(Dataset entries):
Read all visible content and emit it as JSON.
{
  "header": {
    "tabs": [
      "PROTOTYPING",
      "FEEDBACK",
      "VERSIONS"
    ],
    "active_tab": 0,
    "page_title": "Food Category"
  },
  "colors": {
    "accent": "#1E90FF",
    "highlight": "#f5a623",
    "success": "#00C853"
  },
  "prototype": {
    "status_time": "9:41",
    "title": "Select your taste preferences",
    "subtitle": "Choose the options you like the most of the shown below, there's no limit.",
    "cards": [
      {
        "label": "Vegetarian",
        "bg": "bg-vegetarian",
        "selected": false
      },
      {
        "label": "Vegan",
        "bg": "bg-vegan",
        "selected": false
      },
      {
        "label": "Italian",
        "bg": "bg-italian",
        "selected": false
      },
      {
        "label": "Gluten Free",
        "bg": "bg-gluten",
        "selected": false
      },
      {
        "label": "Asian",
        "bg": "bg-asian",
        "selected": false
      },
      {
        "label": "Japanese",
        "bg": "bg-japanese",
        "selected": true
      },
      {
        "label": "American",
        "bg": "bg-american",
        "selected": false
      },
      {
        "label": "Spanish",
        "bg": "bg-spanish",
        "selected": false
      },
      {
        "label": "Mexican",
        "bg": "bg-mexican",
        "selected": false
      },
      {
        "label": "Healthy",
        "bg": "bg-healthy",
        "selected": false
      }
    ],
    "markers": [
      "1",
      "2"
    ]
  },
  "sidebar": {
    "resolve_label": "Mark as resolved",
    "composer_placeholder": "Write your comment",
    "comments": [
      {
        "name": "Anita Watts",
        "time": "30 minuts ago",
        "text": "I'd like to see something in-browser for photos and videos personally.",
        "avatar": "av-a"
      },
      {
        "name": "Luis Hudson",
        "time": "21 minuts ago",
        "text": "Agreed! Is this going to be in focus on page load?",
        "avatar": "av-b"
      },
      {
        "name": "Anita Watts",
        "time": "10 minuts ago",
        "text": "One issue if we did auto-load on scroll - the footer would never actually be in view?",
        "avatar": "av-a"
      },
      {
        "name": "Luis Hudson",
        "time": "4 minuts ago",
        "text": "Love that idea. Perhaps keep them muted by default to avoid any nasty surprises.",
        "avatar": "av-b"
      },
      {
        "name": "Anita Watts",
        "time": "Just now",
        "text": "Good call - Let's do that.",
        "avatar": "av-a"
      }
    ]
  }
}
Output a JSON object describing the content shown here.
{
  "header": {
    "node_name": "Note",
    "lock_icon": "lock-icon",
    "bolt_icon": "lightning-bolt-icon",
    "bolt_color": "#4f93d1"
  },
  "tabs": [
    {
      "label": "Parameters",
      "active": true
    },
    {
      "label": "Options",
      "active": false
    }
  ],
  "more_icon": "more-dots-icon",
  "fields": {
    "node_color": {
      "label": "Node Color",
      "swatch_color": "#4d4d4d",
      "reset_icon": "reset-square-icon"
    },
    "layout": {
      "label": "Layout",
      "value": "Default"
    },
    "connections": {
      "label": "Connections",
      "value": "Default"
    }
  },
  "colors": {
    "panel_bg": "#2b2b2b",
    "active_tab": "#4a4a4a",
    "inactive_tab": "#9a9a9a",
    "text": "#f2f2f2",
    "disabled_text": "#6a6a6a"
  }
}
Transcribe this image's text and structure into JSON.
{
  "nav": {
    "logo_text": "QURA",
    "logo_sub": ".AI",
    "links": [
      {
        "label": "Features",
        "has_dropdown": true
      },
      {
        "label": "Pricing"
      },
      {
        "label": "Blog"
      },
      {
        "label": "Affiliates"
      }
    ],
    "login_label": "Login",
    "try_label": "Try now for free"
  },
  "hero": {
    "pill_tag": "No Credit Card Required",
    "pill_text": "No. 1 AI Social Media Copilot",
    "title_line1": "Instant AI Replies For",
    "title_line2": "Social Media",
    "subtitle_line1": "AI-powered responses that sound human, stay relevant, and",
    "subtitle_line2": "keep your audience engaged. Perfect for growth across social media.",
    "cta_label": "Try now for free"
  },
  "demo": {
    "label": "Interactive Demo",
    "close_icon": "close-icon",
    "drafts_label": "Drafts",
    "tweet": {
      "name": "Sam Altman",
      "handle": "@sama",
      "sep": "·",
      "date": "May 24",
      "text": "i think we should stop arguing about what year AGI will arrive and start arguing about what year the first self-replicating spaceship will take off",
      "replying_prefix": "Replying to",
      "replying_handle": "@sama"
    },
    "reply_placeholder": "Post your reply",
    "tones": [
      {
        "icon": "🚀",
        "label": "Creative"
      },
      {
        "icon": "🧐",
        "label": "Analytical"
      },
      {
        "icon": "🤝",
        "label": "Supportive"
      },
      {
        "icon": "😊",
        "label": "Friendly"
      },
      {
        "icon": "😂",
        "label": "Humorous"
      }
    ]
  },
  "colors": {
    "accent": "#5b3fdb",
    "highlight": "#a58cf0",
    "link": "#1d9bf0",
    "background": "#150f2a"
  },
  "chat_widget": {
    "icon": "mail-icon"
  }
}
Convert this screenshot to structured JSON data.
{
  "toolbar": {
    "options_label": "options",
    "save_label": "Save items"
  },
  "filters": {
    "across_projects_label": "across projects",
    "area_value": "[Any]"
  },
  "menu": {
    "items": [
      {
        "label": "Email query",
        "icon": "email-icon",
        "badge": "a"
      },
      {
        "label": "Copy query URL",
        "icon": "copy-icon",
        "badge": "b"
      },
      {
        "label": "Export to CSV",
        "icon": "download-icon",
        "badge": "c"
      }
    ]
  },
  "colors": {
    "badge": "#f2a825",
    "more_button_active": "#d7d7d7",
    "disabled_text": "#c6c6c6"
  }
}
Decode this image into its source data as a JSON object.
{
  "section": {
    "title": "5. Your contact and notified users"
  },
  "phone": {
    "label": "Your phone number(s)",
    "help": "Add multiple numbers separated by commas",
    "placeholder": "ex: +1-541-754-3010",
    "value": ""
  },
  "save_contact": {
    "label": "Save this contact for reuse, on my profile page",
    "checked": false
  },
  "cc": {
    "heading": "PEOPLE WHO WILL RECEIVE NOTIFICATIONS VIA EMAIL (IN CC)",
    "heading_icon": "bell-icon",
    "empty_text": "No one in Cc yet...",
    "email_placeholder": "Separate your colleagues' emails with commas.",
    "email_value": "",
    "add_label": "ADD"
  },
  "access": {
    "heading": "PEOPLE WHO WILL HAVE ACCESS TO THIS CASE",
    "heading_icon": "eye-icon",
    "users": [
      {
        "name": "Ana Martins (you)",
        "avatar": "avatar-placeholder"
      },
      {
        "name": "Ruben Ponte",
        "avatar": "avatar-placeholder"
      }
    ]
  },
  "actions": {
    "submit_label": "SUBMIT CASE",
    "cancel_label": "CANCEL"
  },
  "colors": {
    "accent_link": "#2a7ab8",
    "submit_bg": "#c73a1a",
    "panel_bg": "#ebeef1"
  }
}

(Work to complete): The lines above should be duplicated exactly.

(Answer for the task):
Read all visible content and emit it as JSON.
{
  "header": {
    "tabs": [
      "PROTOTYPING",
      "FEEDBACK",
      "VERSIONS"
    ],
    "active_tab": 0,
    "page_title": "Food Category"
  },
  "colors": {
    "accent": "#1E90FF",
    "highlight": "#f5a623",
    "success": "#00C853"
  },
  "prototype": {
    "status_time": "9:41",
    "title": "Select your taste preferences",
    "subtitle": "Choose the options you like the most of the shown below, there's no limit.",
    "cards": [
      {
        "label": "Vegetarian",
        "bg": "bg-vegetarian",
        "selected": false
      },
      {
        "label": "Vegan",
        "bg": "bg-vegan",
        "selected": false
      },
      {
        "label": "Italian",
        "bg": "bg-italian",
        "selected": false
      },
      {
        "label": "Gluten Free",
        "bg": "bg-gluten",
        "selected": false
      },
      {
        "label": "Asian",
        "bg": "bg-asian",
        "selected": false
      },
      {
        "label": "Japanese",
        "bg": "bg-japanese",
        "selected": true
      },
      {
        "label": "American",
        "bg": "bg-american",
        "selected": false
      },
      {
        "label": "Spanish",
        "bg": "bg-spanish",
        "selected": false
      },
      {
        "label": "Mexican",
        "bg": "bg-mexican",
        "selected": false
      },
      {
        "label": "Healthy",
        "bg": "bg-healthy",
        "selected": false
      }
    ],
    "markers": [
      "1",
      "2"
    ]
  },
  "sidebar": {
    "resolve_label": "Mark as resolved",
    "composer_placeholder": "Write your comment",
    "comments": [
      {
        "name": "Anita Watts",
        "time": "30 minuts ago",
        "text": "I'd like to see something in-browser for photos and videos personally.",
        "avatar": "av-a"
      },
      {
        "name": "Luis Hudson",
        "time": "21 minuts ago",
        "text": "Agreed! Is this going to be in focus on page load?",
        "avatar": "av-b"
      },
      {
        "name": "Anita Watts",
        "time": "10 minuts ago",
        "text": "One issue if we did auto-load on scroll - the footer would never actually be in view?",
        "avatar": "av-a"
      },
      {
        "name": "Luis Hudson",
        "time": "4 minuts ago",
        "text": "Love that idea. Perhaps keep them muted by default to avoid any nasty surprises.",
        "avatar": "av-b"
      },
      {
        "name": "Anita Watts",
        "time": "Just now",
        "text": "Good call - Let's do that.",
        "avatar": "av-a"
      }
    ]
  }
}
Output a JSON object describing the content shown here.
{
  "header": {
    "node_name": "Note",
    "lock_icon": "lock-icon",
    "bolt_icon": "lightning-bolt-icon",
    "bolt_color": "#4f93d1"
  },
  "tabs": [
    {
      "label": "Parameters",
      "active": true
    },
    {
      "label": "Options",
      "active": false
    }
  ],
  "more_icon": "more-dots-icon",
  "fields": {
    "node_color": {
      "label": "Node Color",
      "swatch_color": "#4d4d4d",
      "reset_icon": "reset-square-icon"
    },
    "layout": {
      "label": "Layout",
      "value": "Default"
    },
    "connections": {
      "label": "Connections",
      "value": "Default"
    }
  },
  "colors": {
    "panel_bg": "#2b2b2b",
    "active_tab": "#4a4a4a",
    "inactive_tab": "#9a9a9a",
    "text": "#f2f2f2",
    "disabled_text": "#6a6a6a"
  }
}
Transcribe this image's text and structure into JSON.
{
  "nav": {
    "logo_text": "QURA",
    "logo_sub": ".AI",
    "links": [
      {
        "label": "Features",
        "has_dropdown": true
      },
      {
        "label": "Pricing"
      },
      {
        "label": "Blog"
      },
      {
        "label": "Affiliates"
      }
    ],
    "login_label": "Login",
    "try_label": "Try now for free"
  },
  "hero": {
    "pill_tag": "No Credit Card Required",
    "pill_text": "No. 1 AI Social Media Copilot",
    "title_line1": "Instant AI Replies For",
    "title_line2": "Social Media",
    "subtitle_line1": "AI-powered responses that sound human, stay relevant, and",
    "subtitle_line2": "keep your audience engaged. Perfect for growth across social media.",
    "cta_label": "Try now for free"
  },
  "demo": {
    "label": "Interactive Demo",
    "close_icon": "close-icon",
    "drafts_label": "Drafts",
    "tweet": {
      "name": "Sam Altman",
      "handle": "@sama",
      "sep": "·",
      "date": "May 24",
      "text": "i think we should stop arguing about what year AGI will arrive and start arguing about what year the first self-replicating spaceship will take off",
      "replying_prefix": "Replying to",
      "replying_handle": "@sama"
    },
    "reply_placeholder": "Post your reply",
    "tones": [
      {
        "icon": "🚀",
        "label": "Creative"
      },
      {
        "icon": "🧐",
        "label": "Analytical"
      },
      {
        "icon": "🤝",
        "label": "Supportive"
      },
      {
        "icon": "😊",
        "label": "Friendly"
      },
      {
        "icon": "😂",
        "label": "Humorous"
      }
    ]
  },
  "colors": {
    "accent": "#5b3fdb",
    "highlight": "#a58cf0",
    "link": "#1d9bf0",
    "background": "#150f2a"
  },
  "chat_widget": {
    "icon": "mail-icon"
  }
}
Convert this screenshot to structured JSON data.
{
  "toolbar": {
    "options_label": "options",
    "save_label": "Save items"
  },
  "filters": {
    "across_projects_label": "across projects",
    "area_value": "[Any]"
  },
  "menu": {
    "items": [
      {
        "label": "Email query",
        "icon": "email-icon",
        "badge": "a"
      },
      {
        "label": "Copy query URL",
        "icon": "copy-icon",
        "badge": "b"
      },
      {
        "label": "Export to CSV",
        "icon": "download-icon",
        "badge": "c"
      }
    ]
  },
  "colors": {
    "badge": "#f2a825",
    "more_button_active": "#d7d7d7",
    "disabled_text": "#c6c6c6"
  }
}
Decode this image into its source data as a JSON object.
{
  "section": {
    "title": "5. Your contact and notified users"
  },
  "phone": {
    "label": "Your phone number(s)",
    "help": "Add multiple numbers separated by commas",
    "placeholder": "ex: +1-541-754-3010",
    "value": ""
  },
  "save_contact": {
    "label": "Save this contact for reuse, on my profile page",
    "checked": false
  },
  "cc": {
    "heading": "PEOPLE WHO WILL RECEIVE NOTIFICATIONS VIA EMAIL (IN CC)",
    "heading_icon": "bell-icon",
    "empty_text": "No one in Cc yet...",
    "email_placeholder": "Separate your colleagues' emails with commas.",
    "email_value": "",
    "add_label": "ADD"
  },
  "access": {
    "heading": "PEOPLE WHO WILL HAVE ACCESS TO THIS CASE",
    "heading_icon": "eye-icon",
    "users": [
      {
        "name": "Ana Martins (you)",
        "avatar": "avatar-placeholder"
      },
      {
        "name": "Ruben Ponte",
        "avatar": "avatar-placeholder"
      }
    ]
  },
  "actions": {
    "submit_label": "SUBMIT CASE",
    "cancel_label": "CANCEL"
  },
  "colors": {
    "accent_link": "#2a7ab8",
    "submit_bg": "#c73a1a",
    "panel_bg": "#ebeef1"
  }
}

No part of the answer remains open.